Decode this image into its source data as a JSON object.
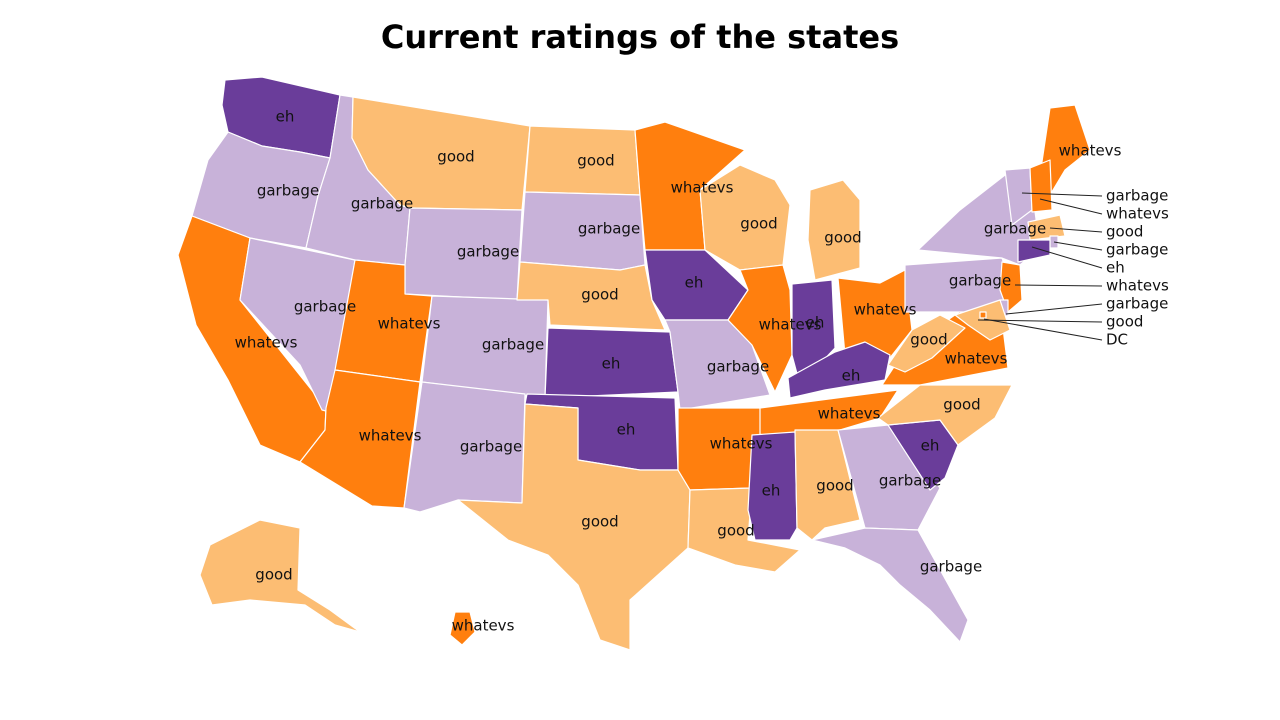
{
  "title": "Current ratings of the states",
  "colors": {
    "garbage": "#c8b2d9",
    "good": "#fcbd73",
    "whatevs": "#ff7f0e",
    "eh": "#6a3d9a"
  },
  "states": [
    {
      "code": "WA",
      "rating": "eh"
    },
    {
      "code": "OR",
      "rating": "garbage"
    },
    {
      "code": "CA",
      "rating": "whatevs"
    },
    {
      "code": "NV",
      "rating": "garbage"
    },
    {
      "code": "ID",
      "rating": "garbage"
    },
    {
      "code": "MT",
      "rating": "good"
    },
    {
      "code": "WY",
      "rating": "garbage"
    },
    {
      "code": "UT",
      "rating": "whatevs"
    },
    {
      "code": "AZ",
      "rating": "whatevs"
    },
    {
      "code": "CO",
      "rating": "garbage"
    },
    {
      "code": "NM",
      "rating": "garbage"
    },
    {
      "code": "ND",
      "rating": "good"
    },
    {
      "code": "SD",
      "rating": "garbage"
    },
    {
      "code": "NE",
      "rating": "good"
    },
    {
      "code": "KS",
      "rating": "eh"
    },
    {
      "code": "OK",
      "rating": "eh"
    },
    {
      "code": "TX",
      "rating": "good"
    },
    {
      "code": "MN",
      "rating": "whatevs"
    },
    {
      "code": "IA",
      "rating": "eh"
    },
    {
      "code": "MO",
      "rating": "garbage"
    },
    {
      "code": "AR",
      "rating": "whatevs"
    },
    {
      "code": "LA",
      "rating": "good"
    },
    {
      "code": "WI",
      "rating": "good"
    },
    {
      "code": "IL",
      "rating": "whatevs"
    },
    {
      "code": "MI",
      "rating": "good"
    },
    {
      "code": "IN",
      "rating": "eh"
    },
    {
      "code": "OH",
      "rating": "whatevs"
    },
    {
      "code": "KY",
      "rating": "eh"
    },
    {
      "code": "TN",
      "rating": "whatevs"
    },
    {
      "code": "MS",
      "rating": "eh"
    },
    {
      "code": "AL",
      "rating": "good"
    },
    {
      "code": "GA",
      "rating": "garbage"
    },
    {
      "code": "FL",
      "rating": "garbage"
    },
    {
      "code": "SC",
      "rating": "eh"
    },
    {
      "code": "NC",
      "rating": "good"
    },
    {
      "code": "VA",
      "rating": "whatevs"
    },
    {
      "code": "WV",
      "rating": "good"
    },
    {
      "code": "PA",
      "rating": "garbage"
    },
    {
      "code": "NY",
      "rating": "garbage"
    },
    {
      "code": "NJ",
      "rating": "whatevs"
    },
    {
      "code": "ME",
      "rating": "whatevs"
    },
    {
      "code": "AK",
      "rating": "good"
    },
    {
      "code": "HI",
      "rating": "whatevs"
    },
    {
      "code": "VT",
      "rating": "garbage"
    },
    {
      "code": "NH",
      "rating": "whatevs"
    },
    {
      "code": "MA",
      "rating": "good"
    },
    {
      "code": "RI",
      "rating": "garbage"
    },
    {
      "code": "CT",
      "rating": "eh"
    },
    {
      "code": "DE",
      "rating": "garbage"
    },
    {
      "code": "MD",
      "rating": "good"
    },
    {
      "code": "DC",
      "rating": "whatevs"
    }
  ],
  "callouts": [
    {
      "label": "garbage"
    },
    {
      "label": "whatevs"
    },
    {
      "label": "good"
    },
    {
      "label": "garbage"
    },
    {
      "label": "eh"
    },
    {
      "label": "whatevs"
    },
    {
      "label": "garbage"
    },
    {
      "label": "good"
    },
    {
      "label": "DC"
    }
  ]
}
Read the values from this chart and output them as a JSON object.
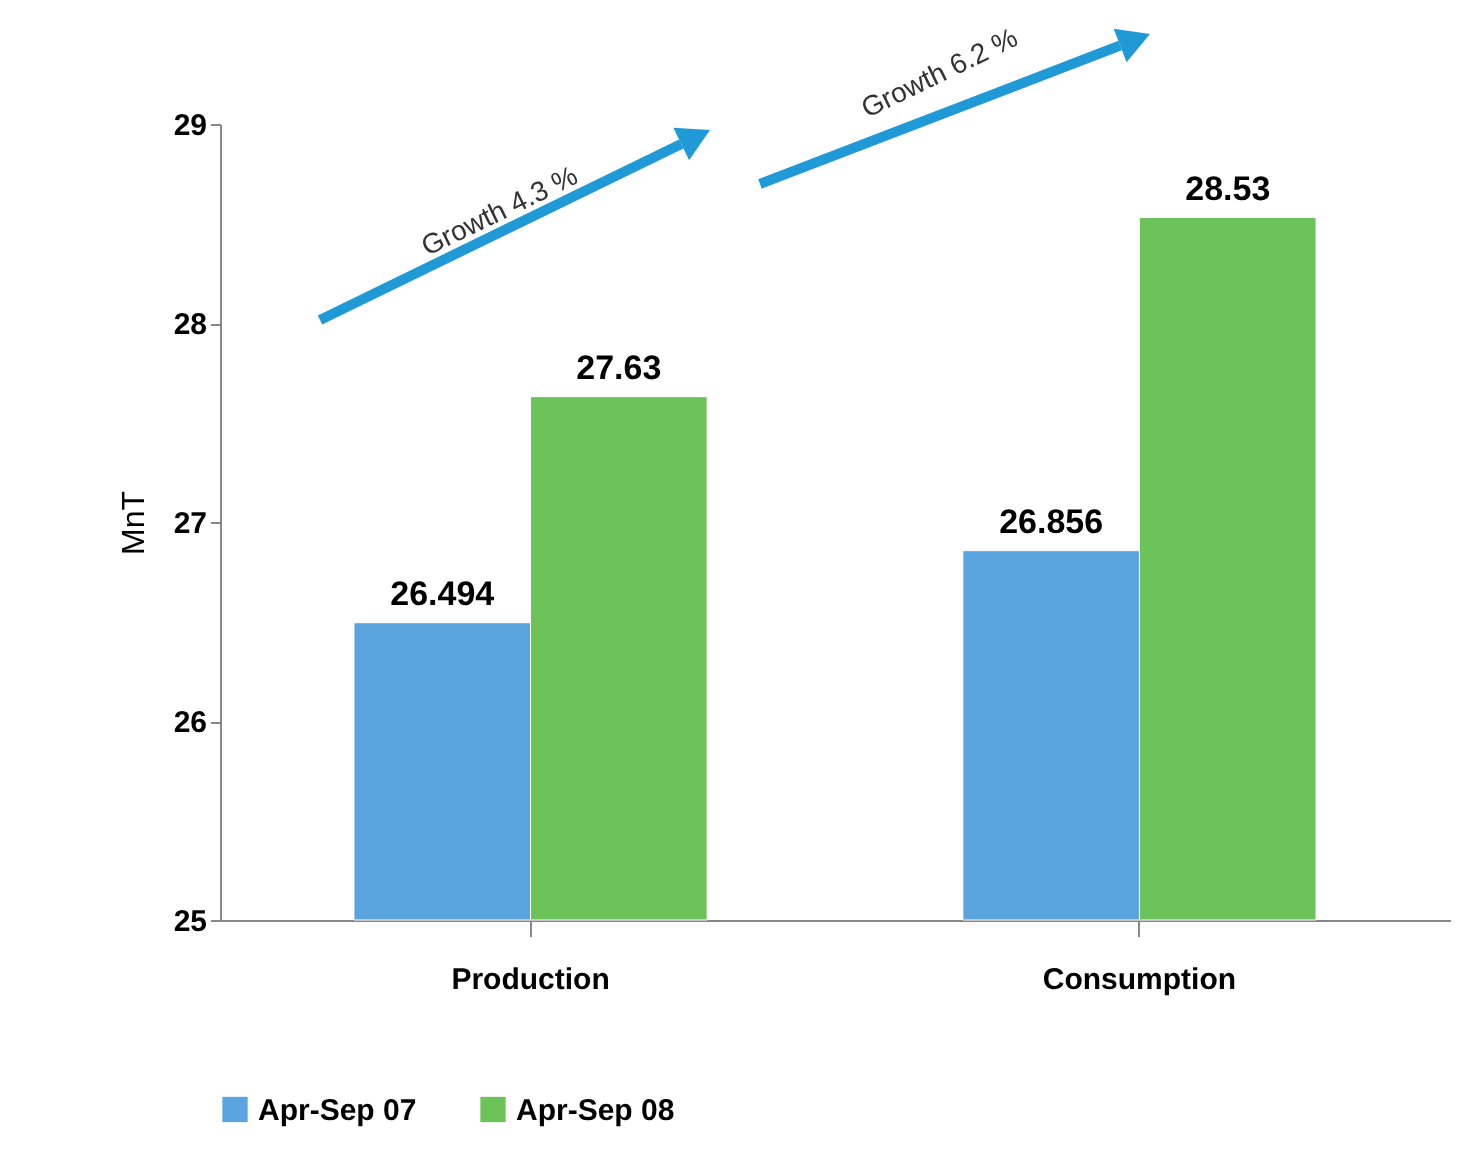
{
  "chart_data": {
    "type": "bar",
    "ylabel": "MnT",
    "categories": [
      "Production",
      "Consumption"
    ],
    "series": [
      {
        "name": "Apr-Sep 07",
        "color": "#5aa5e0",
        "values": [
          26.494,
          26.856
        ]
      },
      {
        "name": "Apr-Sep 08",
        "color": "#6cc35a",
        "values": [
          27.63,
          28.53
        ]
      }
    ],
    "ylim": [
      25,
      29
    ],
    "yticks": [
      25,
      26,
      27,
      28,
      29
    ],
    "grid": false,
    "legend": "bottom",
    "data_labels": true,
    "annotations": [
      "Growth 4.3 %",
      "Growth 6.2 %"
    ]
  }
}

### Work instructions
Output all of the records exactly as they appear above, but not the pictures.

### Worked solution
Decode this image into its source data as a JSON object.
{
  "title": "Current ratings of the states",
  "colors": {
    "garbage": "#c8b2d9",
    "good": "#fcbd73",
    "whatevs": "#ff7f0e",
    "eh": "#6a3d9a"
  },
  "states": [
    {
      "code": "WA",
      "rating": "eh"
    },
    {
      "code": "OR",
      "rating": "garbage"
    },
    {
      "code": "CA",
      "rating": "whatevs"
    },
    {
      "code": "NV",
      "rating": "garbage"
    },
    {
      "code": "ID",
      "rating": "garbage"
    },
    {
      "code": "MT",
      "rating": "good"
    },
    {
      "code": "WY",
      "rating": "garbage"
    },
    {
      "code": "UT",
      "rating": "whatevs"
    },
    {
      "code": "AZ",
      "rating": "whatevs"
    },
    {
      "code": "CO",
      "rating": "garbage"
    },
    {
      "code": "NM",
      "rating": "garbage"
    },
    {
      "code": "ND",
      "rating": "good"
    },
    {
      "code": "SD",
      "rating": "garbage"
    },
    {
      "code": "NE",
      "rating": "good"
    },
    {
      "code": "KS",
      "rating": "eh"
    },
    {
      "code": "OK",
      "rating": "eh"
    },
    {
      "code": "TX",
      "rating": "good"
    },
    {
      "code": "MN",
      "rating": "whatevs"
    },
    {
      "code": "IA",
      "rating": "eh"
    },
    {
      "code": "MO",
      "rating": "garbage"
    },
    {
      "code": "AR",
      "rating": "whatevs"
    },
    {
      "code": "LA",
      "rating": "good"
    },
    {
      "code": "WI",
      "rating": "good"
    },
    {
      "code": "IL",
      "rating": "whatevs"
    },
    {
      "code": "MI",
      "rating": "good"
    },
    {
      "code": "IN",
      "rating": "eh"
    },
    {
      "code": "OH",
      "rating": "whatevs"
    },
    {
      "code": "KY",
      "rating": "eh"
    },
    {
      "code": "TN",
      "rating": "whatevs"
    },
    {
      "code": "MS",
      "rating": "eh"
    },
    {
      "code": "AL",
      "rating": "good"
    },
    {
      "code": "GA",
      "rating": "garbage"
    },
    {
      "code": "FL",
      "rating": "garbage"
    },
    {
      "code": "SC",
      "rating": "eh"
    },
    {
      "code": "NC",
      "rating": "good"
    },
    {
      "code": "VA",
      "rating": "whatevs"
    },
    {
      "code": "WV",
      "rating": "good"
    },
    {
      "code": "PA",
      "rating": "garbage"
    },
    {
      "code": "NY",
      "rating": "garbage"
    },
    {
      "code": "NJ",
      "rating": "whatevs"
    },
    {
      "code": "ME",
      "rating": "whatevs"
    },
    {
      "code": "AK",
      "rating": "good"
    },
    {
      "code": "HI",
      "rating": "whatevs"
    },
    {
      "code": "VT",
      "rating": "garbage"
    },
    {
      "code": "NH",
      "rating": "whatevs"
    },
    {
      "code": "MA",
      "rating": "good"
    },
    {
      "code": "RI",
      "rating": "garbage"
    },
    {
      "code": "CT",
      "rating": "eh"
    },
    {
      "code": "DE",
      "rating": "garbage"
    },
    {
      "code": "MD",
      "rating": "good"
    },
    {
      "code": "DC",
      "rating": "whatevs"
    }
  ],
  "callouts": [
    {
      "label": "garbage"
    },
    {
      "label": "whatevs"
    },
    {
      "label": "good"
    },
    {
      "label": "garbage"
    },
    {
      "label": "eh"
    },
    {
      "label": "whatevs"
    },
    {
      "label": "garbage"
    },
    {
      "label": "good"
    },
    {
      "label": "DC"
    }
  ]
}
Read the values from this chart and output them as a JSON object.
{
  "chart_data": {
    "type": "bar",
    "ylabel": "MnT",
    "categories": [
      "Production",
      "Consumption"
    ],
    "series": [
      {
        "name": "Apr-Sep 07",
        "color": "#5aa5e0",
        "values": [
          26.494,
          26.856
        ]
      },
      {
        "name": "Apr-Sep 08",
        "color": "#6cc35a",
        "values": [
          27.63,
          28.53
        ]
      }
    ],
    "ylim": [
      25,
      29
    ],
    "yticks": [
      25,
      26,
      27,
      28,
      29
    ],
    "grid": false,
    "legend": "bottom",
    "data_labels": true,
    "annotations": [
      "Growth 4.3 %",
      "Growth 6.2 %"
    ]
  }
}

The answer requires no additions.